#### [Stated goal]
Read the records below. Copy each line where the string "this" occurs.

#### [Entries shown]
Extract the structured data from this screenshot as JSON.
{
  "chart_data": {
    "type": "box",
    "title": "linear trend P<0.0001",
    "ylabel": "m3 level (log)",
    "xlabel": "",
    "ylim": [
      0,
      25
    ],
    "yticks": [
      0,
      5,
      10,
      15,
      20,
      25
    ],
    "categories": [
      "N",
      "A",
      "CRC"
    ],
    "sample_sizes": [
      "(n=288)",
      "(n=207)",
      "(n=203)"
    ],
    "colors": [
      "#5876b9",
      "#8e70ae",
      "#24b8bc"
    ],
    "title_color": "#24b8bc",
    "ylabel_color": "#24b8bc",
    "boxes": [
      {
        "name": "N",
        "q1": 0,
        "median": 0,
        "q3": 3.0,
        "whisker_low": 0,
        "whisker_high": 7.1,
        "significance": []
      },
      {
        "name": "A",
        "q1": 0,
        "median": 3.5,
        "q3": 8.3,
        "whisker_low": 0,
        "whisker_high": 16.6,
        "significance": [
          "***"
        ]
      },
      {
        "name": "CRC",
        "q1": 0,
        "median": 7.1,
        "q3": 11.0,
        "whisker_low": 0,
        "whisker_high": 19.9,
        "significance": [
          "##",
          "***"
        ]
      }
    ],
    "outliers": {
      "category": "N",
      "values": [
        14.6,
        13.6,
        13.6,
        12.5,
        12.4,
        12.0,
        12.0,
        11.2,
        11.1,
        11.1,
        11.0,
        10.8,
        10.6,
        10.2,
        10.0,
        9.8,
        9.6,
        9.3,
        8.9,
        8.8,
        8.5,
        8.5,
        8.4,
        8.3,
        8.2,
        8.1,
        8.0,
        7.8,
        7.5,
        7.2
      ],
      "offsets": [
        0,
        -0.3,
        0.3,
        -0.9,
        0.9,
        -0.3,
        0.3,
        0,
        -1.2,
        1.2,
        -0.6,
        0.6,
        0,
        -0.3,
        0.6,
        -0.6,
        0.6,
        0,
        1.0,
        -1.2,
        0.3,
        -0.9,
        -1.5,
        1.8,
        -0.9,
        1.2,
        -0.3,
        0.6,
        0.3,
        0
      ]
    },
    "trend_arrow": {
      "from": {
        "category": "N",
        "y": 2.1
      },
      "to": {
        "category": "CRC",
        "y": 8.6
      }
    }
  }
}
--
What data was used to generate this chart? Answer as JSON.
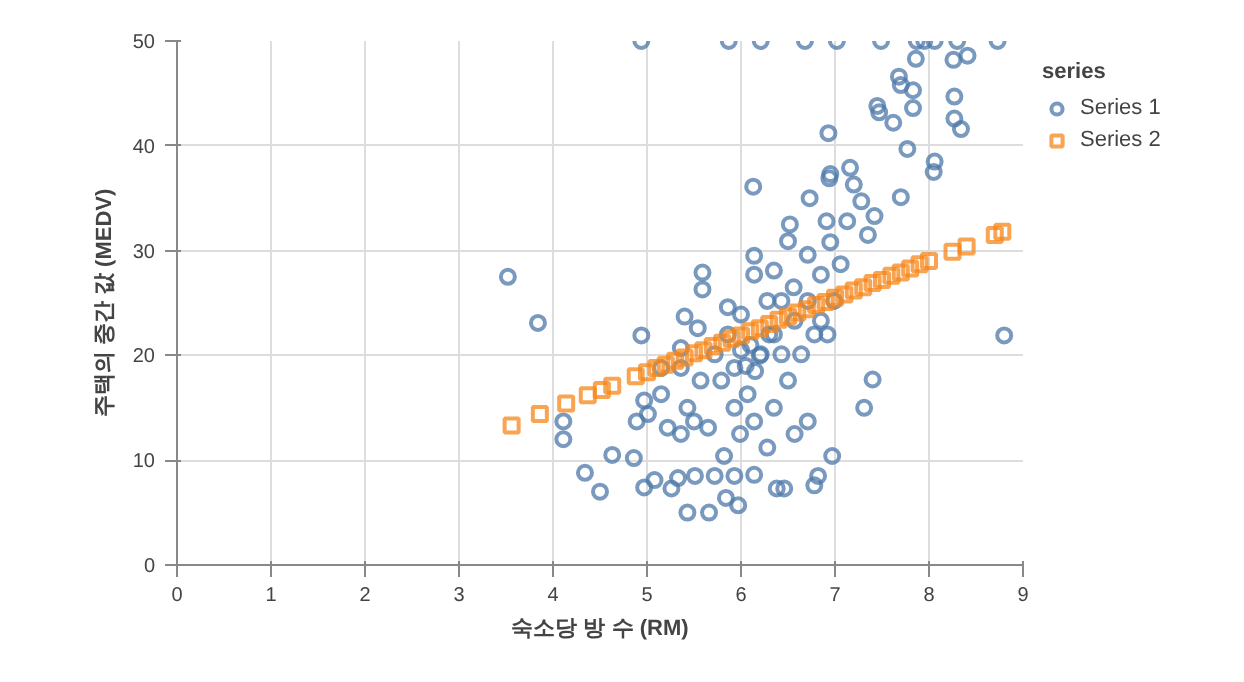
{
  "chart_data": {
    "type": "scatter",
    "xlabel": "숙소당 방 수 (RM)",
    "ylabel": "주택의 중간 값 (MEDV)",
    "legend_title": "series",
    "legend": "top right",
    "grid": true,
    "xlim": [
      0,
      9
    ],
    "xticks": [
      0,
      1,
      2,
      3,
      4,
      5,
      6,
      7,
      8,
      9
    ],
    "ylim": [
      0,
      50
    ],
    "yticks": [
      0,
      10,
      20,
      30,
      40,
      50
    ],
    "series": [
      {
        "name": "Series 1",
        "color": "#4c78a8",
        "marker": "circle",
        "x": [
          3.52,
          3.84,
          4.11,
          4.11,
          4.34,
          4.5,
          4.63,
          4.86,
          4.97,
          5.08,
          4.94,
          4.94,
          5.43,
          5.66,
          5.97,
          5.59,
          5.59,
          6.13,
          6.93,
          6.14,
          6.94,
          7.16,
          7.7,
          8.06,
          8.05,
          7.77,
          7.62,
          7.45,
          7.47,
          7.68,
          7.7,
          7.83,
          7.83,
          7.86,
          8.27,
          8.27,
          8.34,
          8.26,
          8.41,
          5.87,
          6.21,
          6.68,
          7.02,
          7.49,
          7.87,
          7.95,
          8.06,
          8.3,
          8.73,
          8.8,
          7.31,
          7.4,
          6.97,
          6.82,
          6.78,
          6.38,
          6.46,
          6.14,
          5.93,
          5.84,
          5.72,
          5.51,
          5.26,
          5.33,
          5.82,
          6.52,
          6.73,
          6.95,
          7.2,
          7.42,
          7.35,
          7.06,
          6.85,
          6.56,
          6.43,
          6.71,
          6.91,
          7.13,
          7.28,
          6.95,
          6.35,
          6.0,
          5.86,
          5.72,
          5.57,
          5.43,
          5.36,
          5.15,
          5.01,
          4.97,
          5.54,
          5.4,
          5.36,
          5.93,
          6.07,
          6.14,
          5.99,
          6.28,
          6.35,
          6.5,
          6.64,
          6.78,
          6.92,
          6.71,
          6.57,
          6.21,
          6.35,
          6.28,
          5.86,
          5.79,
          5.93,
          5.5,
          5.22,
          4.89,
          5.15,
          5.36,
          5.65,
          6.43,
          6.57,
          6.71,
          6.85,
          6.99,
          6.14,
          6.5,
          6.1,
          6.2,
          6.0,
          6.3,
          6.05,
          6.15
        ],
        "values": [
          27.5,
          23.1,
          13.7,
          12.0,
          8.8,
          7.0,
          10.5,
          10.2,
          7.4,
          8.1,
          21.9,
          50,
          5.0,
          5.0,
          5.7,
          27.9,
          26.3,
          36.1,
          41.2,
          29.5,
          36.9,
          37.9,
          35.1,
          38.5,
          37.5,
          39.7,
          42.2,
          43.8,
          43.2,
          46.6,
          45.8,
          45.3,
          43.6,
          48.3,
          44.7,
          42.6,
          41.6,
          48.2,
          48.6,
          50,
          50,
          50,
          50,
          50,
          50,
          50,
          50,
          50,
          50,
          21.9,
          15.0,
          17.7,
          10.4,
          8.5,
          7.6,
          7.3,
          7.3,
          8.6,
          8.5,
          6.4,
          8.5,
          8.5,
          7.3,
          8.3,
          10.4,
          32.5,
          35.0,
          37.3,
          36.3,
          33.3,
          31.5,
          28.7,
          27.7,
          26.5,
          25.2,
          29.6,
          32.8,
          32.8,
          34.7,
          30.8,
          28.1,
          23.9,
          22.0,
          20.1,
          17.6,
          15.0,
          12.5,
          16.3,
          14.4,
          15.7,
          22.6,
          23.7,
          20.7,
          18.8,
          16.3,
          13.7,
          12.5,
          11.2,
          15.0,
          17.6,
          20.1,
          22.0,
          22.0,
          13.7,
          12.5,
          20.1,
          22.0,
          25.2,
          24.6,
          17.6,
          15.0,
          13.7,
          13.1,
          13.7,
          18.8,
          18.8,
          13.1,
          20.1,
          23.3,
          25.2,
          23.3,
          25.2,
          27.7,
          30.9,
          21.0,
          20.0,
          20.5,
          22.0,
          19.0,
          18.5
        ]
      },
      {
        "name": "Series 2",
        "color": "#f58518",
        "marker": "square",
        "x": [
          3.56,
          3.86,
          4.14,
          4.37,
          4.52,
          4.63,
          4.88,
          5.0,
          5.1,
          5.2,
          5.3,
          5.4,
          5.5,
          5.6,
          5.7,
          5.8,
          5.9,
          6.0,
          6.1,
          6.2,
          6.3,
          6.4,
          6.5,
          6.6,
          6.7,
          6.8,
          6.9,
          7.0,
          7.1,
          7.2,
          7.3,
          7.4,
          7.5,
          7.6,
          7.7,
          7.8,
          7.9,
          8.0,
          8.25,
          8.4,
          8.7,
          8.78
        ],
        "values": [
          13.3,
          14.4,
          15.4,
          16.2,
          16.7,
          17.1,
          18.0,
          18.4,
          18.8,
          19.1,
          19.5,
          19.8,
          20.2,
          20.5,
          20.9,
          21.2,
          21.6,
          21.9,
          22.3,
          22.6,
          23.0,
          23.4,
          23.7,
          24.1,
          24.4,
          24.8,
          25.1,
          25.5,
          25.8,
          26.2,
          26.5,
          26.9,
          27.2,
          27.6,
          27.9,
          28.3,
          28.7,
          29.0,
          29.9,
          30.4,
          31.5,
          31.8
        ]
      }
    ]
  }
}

#### [Final result]
Extract the structured data from this screenshot as JSON.
What data was used to generate this chart? Answer as JSON.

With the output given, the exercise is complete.